■ 文档节选 ■
-- -- --

布隆過濾器之Python+Redis


簡單的python實現

pip install mmh3

對於安裝報錯,c++編譯錯誤問題:可以安裝    Microsoft Visual C++ Build Tools()

 例子轉載(https://www.cnblogs.com/naive/p/5815433.html)

from bitarray import bitarray

# 3rd party
import mmh3


class BloomFilter(set):

    def __init__(self, size, hash_count):
        super(BloomFilter, self).__init__()
        self.bit_array = bitarray(size)
        self.bit_array.setall(0)
        self.size = size
        self.hash_count = hash_count

    def __len__(self):
        return self.size

    def __iter__(self):
        return iter(self.bit_array)

    def add(self, item):
        for ii in range(self.hash_count):
            index = mmh3.hash(item, ii) % self.size
            self.bit_array[index] = 1

        return self

    def __contains__(self, item):
        out = True
        for ii in range(self.hash_count):
            index = mmh3.hash(item, ii) % self.size
            if self.bit_array[index] == 0:
                out = False

        return out


def main():
    bloom = BloomFilter(10000, 10)
    animals = ['dog', 'cat', 'giraffe', 'fly', 'mosquito', 'horse', 'eagle',
               'bird', 'bison', 'boar', 'butterfly', 'ant', 'anaconda', 'bear',
               'chicken', 'dolphin', 'donkey', 'crow', 'crocodile']
    # First insertion of animals into the bloom filter
    for animal in animals:
        bloom.add(animal)

    # Membership existence for already inserted animals
    # There should not be any false negatives
    for animal in animals:
        if animal in bloom:
            print('{} is in bloom filter as expected'.format(animal))

-- -- --

某一集合中存储的条目:

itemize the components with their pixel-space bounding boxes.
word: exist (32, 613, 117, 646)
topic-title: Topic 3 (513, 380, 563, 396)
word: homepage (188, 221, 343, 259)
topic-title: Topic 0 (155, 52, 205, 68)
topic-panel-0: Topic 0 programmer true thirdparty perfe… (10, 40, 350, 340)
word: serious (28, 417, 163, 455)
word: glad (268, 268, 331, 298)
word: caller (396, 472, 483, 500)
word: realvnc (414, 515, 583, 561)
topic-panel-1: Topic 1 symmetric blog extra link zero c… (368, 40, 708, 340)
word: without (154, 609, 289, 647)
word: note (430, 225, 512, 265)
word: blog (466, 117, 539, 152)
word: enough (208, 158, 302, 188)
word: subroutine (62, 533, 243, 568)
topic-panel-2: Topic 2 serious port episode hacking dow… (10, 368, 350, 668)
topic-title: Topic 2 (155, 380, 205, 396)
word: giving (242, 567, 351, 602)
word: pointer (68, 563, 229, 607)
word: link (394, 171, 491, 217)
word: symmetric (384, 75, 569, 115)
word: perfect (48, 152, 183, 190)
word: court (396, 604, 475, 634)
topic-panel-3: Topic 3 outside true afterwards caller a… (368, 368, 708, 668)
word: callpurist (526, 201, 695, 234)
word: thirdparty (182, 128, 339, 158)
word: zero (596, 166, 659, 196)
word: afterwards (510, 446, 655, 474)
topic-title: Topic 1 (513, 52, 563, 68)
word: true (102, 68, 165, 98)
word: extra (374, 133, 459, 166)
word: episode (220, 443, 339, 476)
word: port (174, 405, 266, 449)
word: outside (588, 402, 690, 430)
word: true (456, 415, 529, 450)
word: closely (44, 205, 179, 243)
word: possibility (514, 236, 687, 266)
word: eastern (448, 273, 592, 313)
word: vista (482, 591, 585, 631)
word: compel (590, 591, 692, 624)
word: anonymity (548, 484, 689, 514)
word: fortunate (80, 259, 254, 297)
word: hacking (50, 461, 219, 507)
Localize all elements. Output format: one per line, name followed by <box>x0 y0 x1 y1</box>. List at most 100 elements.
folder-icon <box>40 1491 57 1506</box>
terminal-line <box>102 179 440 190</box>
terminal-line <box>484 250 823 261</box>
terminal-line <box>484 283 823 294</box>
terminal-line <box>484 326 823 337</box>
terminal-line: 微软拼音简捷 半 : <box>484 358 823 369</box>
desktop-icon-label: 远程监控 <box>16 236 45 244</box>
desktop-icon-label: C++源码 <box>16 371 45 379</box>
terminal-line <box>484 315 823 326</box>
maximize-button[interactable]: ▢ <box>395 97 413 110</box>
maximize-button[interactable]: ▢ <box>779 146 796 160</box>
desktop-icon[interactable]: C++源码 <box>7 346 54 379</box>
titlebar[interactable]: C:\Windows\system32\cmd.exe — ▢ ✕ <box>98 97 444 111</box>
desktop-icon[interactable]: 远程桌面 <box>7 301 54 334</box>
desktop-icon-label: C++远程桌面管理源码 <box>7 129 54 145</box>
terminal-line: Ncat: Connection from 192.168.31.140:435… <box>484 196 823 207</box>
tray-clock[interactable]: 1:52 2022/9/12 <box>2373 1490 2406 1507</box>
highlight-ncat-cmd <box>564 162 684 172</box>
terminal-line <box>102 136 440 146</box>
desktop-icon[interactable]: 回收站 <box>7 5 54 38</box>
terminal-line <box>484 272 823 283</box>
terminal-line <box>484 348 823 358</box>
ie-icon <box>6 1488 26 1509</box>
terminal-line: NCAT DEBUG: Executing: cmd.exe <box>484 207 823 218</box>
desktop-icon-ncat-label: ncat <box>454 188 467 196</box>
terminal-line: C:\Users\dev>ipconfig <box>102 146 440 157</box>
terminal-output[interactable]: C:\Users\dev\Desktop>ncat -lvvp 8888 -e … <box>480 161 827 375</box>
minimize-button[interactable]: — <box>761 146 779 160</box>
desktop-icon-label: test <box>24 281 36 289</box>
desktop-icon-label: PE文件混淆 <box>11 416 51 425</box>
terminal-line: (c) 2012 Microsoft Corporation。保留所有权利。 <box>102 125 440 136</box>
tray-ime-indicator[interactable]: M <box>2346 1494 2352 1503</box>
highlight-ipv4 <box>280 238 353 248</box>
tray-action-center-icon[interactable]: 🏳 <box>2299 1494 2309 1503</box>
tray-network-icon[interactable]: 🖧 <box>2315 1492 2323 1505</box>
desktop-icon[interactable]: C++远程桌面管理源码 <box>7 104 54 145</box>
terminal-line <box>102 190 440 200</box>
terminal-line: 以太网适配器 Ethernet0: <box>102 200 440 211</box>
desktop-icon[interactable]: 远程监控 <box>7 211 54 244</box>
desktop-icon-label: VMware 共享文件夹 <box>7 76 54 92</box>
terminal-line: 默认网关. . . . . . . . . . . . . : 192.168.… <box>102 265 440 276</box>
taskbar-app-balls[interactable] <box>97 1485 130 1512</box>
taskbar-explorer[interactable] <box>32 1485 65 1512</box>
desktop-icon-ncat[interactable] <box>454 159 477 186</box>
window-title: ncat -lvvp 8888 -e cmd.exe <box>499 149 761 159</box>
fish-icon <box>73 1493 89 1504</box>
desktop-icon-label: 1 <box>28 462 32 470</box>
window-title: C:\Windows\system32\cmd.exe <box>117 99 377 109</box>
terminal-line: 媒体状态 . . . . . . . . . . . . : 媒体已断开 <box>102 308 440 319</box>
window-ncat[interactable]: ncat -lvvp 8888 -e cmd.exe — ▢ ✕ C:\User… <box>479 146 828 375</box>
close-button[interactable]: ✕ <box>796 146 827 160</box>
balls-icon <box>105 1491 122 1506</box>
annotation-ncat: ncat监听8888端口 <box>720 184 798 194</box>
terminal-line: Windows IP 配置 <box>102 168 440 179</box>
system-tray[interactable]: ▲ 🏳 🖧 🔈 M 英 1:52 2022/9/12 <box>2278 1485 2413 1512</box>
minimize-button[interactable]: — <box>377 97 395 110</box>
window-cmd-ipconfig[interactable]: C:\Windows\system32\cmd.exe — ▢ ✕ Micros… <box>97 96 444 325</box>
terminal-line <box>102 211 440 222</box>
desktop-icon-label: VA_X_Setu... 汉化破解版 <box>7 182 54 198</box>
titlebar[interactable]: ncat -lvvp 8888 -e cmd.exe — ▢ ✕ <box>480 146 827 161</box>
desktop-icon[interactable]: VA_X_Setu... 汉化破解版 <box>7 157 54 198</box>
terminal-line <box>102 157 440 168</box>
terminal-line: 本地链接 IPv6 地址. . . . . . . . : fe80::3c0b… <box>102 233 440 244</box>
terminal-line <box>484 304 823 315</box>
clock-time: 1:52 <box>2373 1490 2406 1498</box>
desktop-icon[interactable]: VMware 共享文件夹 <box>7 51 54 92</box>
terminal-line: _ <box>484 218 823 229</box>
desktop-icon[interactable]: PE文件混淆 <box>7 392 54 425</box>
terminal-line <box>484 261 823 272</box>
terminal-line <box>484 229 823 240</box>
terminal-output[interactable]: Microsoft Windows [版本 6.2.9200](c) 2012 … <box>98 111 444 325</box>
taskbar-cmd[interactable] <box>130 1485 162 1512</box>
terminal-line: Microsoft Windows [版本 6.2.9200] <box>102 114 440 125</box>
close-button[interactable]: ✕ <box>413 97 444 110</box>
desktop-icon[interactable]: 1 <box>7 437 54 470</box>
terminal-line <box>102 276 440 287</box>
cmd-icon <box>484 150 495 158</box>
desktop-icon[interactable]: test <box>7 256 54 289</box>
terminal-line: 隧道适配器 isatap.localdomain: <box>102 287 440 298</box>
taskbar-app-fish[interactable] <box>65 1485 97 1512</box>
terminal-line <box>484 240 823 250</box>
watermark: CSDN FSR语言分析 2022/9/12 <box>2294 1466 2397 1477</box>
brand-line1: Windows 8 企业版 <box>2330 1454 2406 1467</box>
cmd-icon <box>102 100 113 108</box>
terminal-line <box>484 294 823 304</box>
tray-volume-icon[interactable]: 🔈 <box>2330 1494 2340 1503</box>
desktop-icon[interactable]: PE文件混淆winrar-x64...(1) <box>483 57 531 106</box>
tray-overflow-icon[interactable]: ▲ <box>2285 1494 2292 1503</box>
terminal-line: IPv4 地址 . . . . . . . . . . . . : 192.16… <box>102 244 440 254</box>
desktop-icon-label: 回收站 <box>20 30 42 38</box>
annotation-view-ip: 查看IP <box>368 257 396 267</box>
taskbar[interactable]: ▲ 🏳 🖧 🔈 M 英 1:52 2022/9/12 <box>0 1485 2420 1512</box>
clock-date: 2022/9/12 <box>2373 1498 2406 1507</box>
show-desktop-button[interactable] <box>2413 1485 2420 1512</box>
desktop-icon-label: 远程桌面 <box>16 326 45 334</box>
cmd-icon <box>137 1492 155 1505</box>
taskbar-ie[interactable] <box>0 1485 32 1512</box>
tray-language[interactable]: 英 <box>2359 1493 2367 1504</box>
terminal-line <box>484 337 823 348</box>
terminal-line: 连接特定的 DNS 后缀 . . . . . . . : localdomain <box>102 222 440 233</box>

-- -- --

■ 任务要求 ■
请逐字抄写布隆过滤器一文中自“# 3rd party”起至“self.bit_array.setall(0)”止的部分。

■ 任务答复 ■
# 3rd party
import mmh3


class BloomFilter(set):

    def __init__(self, size, hash_count):
        super(BloomFilter, self).__init__()
        self.bit_array = bitarray(size)
        self.bit_array.setall(0)